-- start of Dataset content --
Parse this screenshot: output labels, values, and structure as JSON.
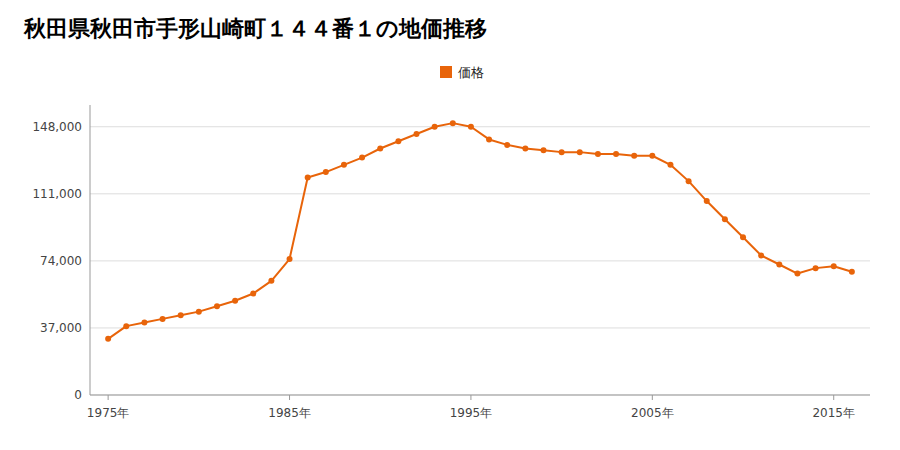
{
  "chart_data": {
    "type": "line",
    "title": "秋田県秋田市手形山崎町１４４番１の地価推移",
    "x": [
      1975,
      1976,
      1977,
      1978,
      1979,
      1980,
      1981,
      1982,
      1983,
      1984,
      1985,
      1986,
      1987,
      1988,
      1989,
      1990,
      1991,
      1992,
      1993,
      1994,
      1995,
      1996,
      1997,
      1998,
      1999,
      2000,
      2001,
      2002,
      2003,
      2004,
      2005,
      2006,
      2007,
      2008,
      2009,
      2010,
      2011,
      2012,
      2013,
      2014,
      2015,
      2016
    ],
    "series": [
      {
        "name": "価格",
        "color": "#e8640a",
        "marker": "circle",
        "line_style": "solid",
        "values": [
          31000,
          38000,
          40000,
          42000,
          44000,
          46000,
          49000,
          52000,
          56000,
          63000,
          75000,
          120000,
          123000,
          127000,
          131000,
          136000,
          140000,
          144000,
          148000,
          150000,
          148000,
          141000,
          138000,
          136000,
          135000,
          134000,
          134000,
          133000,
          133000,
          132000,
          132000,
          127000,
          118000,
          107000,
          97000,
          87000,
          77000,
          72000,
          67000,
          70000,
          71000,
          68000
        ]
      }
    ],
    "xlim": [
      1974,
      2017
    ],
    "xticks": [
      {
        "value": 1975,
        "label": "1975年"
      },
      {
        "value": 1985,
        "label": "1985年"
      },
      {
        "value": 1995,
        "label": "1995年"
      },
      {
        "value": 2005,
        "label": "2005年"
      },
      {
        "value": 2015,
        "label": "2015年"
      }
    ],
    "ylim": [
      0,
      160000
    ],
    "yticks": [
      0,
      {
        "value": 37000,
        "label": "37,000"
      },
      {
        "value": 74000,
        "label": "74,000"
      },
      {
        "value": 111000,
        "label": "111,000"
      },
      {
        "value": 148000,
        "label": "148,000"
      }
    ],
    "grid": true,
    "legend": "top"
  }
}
-- end of Dataset content --
#### What you should do
Copy out each line of the records that holds the string "values".

#### Answer
Parse this screenshot: output labels, values, and structure as JSON.
        "values": [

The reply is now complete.